**YOUR INSTRUCTIONS**
In the piece on Aristotle's ethics below, reproduce the passage between "Aristotle tried to" and "or morally right.", inclusive.
== EXCERPT PROVIDED ==
InMind Institute Researcher Meilia Irawan, S.Hum., M.Si. summarized the concept of human activities and ethics based on Aristotle in his book tittled Nichomacean Ethics (edited by Roger Crisp).
This notion was conveyed by Aristotle in his book tittled Nichomacean Ethics (edited by Roger Crisp). In the explanation regarding of ethics, Aristotle has different conceptions from Socrates and Plato. It is because of his background in which was born in Stagira, Macedonia in 384 BCE and moved to Athens in 367, he adopted ethics from the culture where he lived, and observe the society despite he believed certain morality in Athens were deeply mistaken. In that sense Aristotle’s ethics is not egoistic. He emphasized self awarness, process, self seeking behaviour and respecting as human characteristic activities.
Human characteristic activities consist of intellectual and moral. Intellectual is the highest thing in human, and the object that contemplation apprehends are the highest things that can be known, while moral according to Plato is related on the soul in ordering the emotions and appetites to take adventage or being beneficial as virtous person, in contrats to Aristotle’s emphasis of moral and ethic on good action. This is the esense of humanity to establish a balance.
Aristotle tried to connect human action with a goal or purpose. In his idea, every action has a purpose whose is thought to aim at some good and so the good has been aptly described as that at which everything aims. Aristotle views that with a lot of activites, skills and science, there are many goals as well as in the end such as every military action needs to be under military science. Like a wise expertise in dispensing medicines is necessary under pharamaceutical science. Reflection about Aristotle thought is a justice where put something in its place or another definition: Justice is the quality of being just, righteous or morally right.
For all these things to work, Aristotle suggests to for a person to need knowledge. Knowledge is a habit and habit does not belong to God, since it is the mean between potentiality and act. Aristotle thinks that knowledge of the good would seem to be the concern of the most authoritative science, the highest master science. This poin Aristotle emphasizes the skills and actions carried out in his faculty under the science and it is human good.
Concluding this text according to author’s approach is to actually return human activities to their nature. By returning to human nature, human will produce justice and justice will give happiness. Happiness (eudaimonia) is the spirit emitted by human virtues related to goodness as activities of the soul. The soul consists of two parts, one irrational part of the soul and the other rational part of the soul, whereas human virtues is intellectual and moral. Intellectual is highest thing in human and moral is related on goodness.
Aristotle considers a happiness as the primary or dominant good among several others. He appears to claim that happiness is to be identified with just one good, that of Philosophical contemplation and it can be found in excercising the moral virtues. Moral virtues in the view of Aquinas is a thing that is not bound by passion.
===
== DATA SHOWN ==
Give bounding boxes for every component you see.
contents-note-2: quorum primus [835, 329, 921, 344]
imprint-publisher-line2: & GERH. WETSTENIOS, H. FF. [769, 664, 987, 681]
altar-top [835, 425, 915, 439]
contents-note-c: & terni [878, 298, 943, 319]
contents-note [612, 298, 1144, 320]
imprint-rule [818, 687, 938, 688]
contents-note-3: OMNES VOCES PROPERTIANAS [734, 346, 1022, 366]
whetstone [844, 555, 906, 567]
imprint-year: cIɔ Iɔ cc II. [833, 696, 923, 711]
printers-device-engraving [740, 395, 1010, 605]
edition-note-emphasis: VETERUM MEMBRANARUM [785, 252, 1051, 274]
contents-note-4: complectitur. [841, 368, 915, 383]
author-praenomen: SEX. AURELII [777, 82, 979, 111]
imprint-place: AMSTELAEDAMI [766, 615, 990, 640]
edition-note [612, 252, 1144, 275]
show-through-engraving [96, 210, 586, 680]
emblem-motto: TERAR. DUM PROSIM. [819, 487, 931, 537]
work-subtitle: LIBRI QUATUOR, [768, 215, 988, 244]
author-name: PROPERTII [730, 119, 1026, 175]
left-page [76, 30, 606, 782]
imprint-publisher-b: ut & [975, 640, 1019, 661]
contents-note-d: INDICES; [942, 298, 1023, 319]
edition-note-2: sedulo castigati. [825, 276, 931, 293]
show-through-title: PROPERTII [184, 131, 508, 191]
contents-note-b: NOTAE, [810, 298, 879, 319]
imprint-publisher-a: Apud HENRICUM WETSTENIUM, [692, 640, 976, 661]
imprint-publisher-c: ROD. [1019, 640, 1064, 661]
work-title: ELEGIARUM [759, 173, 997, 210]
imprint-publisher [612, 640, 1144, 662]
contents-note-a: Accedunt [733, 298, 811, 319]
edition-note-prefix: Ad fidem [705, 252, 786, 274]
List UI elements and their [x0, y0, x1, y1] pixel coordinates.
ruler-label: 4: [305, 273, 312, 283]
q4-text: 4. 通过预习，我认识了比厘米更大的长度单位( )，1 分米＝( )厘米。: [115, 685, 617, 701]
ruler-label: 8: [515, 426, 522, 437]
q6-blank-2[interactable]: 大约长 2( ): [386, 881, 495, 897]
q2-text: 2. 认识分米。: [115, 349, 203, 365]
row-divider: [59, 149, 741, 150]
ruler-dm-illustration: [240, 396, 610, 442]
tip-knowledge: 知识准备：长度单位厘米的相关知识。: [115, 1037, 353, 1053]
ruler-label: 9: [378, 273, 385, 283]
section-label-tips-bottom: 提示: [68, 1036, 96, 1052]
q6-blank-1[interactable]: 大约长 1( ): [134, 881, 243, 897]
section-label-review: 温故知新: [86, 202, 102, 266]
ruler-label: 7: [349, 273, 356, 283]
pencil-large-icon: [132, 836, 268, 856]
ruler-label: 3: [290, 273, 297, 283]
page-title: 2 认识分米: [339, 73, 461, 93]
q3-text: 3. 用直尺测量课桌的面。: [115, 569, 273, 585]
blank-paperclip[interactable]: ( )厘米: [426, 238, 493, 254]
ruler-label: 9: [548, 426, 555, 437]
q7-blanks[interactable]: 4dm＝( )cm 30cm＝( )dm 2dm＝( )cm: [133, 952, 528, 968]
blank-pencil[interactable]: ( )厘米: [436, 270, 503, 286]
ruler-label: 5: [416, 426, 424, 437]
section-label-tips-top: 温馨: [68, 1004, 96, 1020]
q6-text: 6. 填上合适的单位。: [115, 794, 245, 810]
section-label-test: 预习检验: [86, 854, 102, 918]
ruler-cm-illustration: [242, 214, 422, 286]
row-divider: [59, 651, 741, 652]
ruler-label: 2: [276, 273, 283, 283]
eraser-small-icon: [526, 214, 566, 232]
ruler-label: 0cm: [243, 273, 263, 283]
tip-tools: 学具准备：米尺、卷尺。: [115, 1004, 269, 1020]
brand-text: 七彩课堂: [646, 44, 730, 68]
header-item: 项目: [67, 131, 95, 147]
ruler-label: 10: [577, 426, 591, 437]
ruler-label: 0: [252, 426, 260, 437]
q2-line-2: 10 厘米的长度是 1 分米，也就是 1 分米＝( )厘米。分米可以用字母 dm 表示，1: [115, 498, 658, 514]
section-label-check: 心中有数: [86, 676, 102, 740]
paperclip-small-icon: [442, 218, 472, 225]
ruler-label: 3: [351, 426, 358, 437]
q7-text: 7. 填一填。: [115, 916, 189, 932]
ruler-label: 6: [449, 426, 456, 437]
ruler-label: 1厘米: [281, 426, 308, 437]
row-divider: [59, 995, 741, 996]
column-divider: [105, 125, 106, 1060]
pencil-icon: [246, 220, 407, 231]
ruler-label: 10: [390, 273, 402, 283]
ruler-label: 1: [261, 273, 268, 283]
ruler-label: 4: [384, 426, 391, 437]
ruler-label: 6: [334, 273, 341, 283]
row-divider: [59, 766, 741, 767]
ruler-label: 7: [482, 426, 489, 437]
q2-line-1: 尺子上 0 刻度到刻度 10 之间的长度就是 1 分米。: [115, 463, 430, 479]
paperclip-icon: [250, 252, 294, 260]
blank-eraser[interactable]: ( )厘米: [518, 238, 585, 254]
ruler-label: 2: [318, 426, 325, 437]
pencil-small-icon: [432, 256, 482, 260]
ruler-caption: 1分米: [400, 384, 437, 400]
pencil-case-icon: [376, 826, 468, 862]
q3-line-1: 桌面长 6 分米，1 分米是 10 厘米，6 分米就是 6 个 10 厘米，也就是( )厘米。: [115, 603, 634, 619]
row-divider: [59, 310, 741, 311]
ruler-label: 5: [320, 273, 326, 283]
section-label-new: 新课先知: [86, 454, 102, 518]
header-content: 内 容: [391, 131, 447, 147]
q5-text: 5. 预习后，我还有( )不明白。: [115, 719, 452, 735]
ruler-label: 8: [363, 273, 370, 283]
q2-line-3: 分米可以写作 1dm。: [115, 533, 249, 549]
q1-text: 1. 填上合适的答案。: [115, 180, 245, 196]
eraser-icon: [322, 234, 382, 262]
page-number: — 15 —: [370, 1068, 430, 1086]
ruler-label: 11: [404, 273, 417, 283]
===
**PROBLEM SOLUTION**
Aristotle tried to connect human action with a goal or purpose. In his idea, every action has a purpose whose is thought to aim at some good and so the good has been aptly described as that at which everything aims. Aristotle views that with a lot of activites, skills and science, there are many goals as well as in the end such as every military action needs to be under military science. Like a wise expertise in dispensing medicines is necessary under pharamaceutical science. Reflection about Aristotle thought is a justice where put something in its place or another definition: Justice is the quality of being just, righteous or morally right.